(Collected data)

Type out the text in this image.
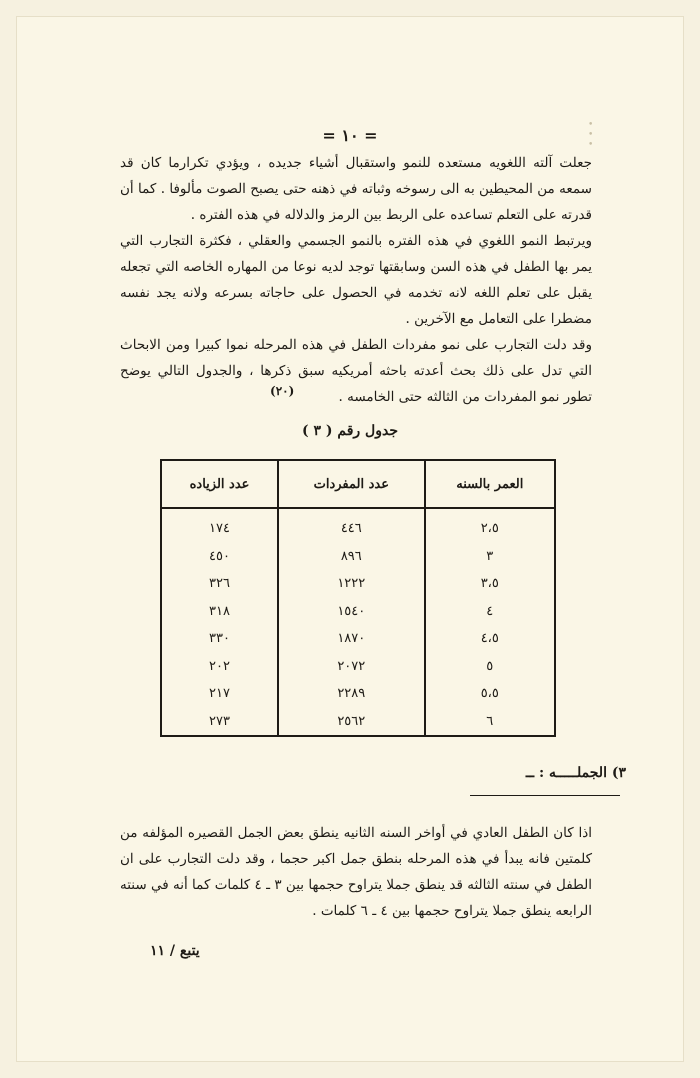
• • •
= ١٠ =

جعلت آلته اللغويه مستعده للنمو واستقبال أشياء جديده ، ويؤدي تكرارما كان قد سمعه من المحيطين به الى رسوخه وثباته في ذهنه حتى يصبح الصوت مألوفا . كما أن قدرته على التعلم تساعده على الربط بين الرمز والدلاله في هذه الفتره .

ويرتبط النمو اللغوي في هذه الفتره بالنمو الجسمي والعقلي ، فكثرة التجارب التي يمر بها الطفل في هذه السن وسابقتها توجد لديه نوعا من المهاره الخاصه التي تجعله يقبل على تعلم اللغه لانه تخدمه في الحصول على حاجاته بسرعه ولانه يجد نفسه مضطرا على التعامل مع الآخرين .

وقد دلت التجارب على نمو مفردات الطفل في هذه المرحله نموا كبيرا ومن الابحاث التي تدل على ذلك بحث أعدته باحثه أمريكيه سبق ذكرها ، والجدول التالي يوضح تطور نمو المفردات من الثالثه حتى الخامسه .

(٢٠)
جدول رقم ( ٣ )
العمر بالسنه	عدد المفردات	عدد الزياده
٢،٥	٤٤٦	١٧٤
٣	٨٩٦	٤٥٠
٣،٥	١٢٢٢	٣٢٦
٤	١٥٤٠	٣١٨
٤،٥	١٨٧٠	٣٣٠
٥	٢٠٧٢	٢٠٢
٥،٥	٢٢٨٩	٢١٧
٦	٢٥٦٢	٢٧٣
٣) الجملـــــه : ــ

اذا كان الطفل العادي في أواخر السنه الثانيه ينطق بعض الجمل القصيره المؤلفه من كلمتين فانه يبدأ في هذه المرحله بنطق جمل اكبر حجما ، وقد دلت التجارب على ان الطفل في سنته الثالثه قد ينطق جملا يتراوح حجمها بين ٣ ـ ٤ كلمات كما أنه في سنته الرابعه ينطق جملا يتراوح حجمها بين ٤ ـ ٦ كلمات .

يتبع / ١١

_Problem description_: Copy the material above in full and exactly, skipping pictures.

_Expected answer_:
Type out the text in this image.
• • •
= ١٠ =

جعلت آلته اللغويه مستعده للنمو واستقبال أشياء جديده ، ويؤدي تكرارما كان قد سمعه من المحيطين به الى رسوخه وثباته في ذهنه حتى يصبح الصوت مألوفا . كما أن قدرته على التعلم تساعده على الربط بين الرمز والدلاله في هذه الفتره .

ويرتبط النمو اللغوي في هذه الفتره بالنمو الجسمي والعقلي ، فكثرة التجارب التي يمر بها الطفل في هذه السن وسابقتها توجد لديه نوعا من المهاره الخاصه التي تجعله يقبل على تعلم اللغه لانه تخدمه في الحصول على حاجاته بسرعه ولانه يجد نفسه مضطرا على التعامل مع الآخرين .

وقد دلت التجارب على نمو مفردات الطفل في هذه المرحله نموا كبيرا ومن الابحاث التي تدل على ذلك بحث أعدته باحثه أمريكيه سبق ذكرها ، والجدول التالي يوضح تطور نمو المفردات من الثالثه حتى الخامسه .

(٢٠)
جدول رقم ( ٣ )
العمر بالسنه	عدد المفردات	عدد الزياده
٢،٥	٤٤٦	١٧٤
٣	٨٩٦	٤٥٠
٣،٥	١٢٢٢	٣٢٦
٤	١٥٤٠	٣١٨
٤،٥	١٨٧٠	٣٣٠
٥	٢٠٧٢	٢٠٢
٥،٥	٢٢٨٩	٢١٧
٦	٢٥٦٢	٢٧٣
٣) الجملـــــه : ــ

اذا كان الطفل العادي في أواخر السنه الثانيه ينطق بعض الجمل القصيره المؤلفه من كلمتين فانه يبدأ في هذه المرحله بنطق جمل اكبر حجما ، وقد دلت التجارب على ان الطفل في سنته الثالثه قد ينطق جملا يتراوح حجمها بين ٣ ـ ٤ كلمات كما أنه في سنته الرابعه ينطق جملا يتراوح حجمها بين ٤ ـ ٦ كلمات .

يتبع / ١١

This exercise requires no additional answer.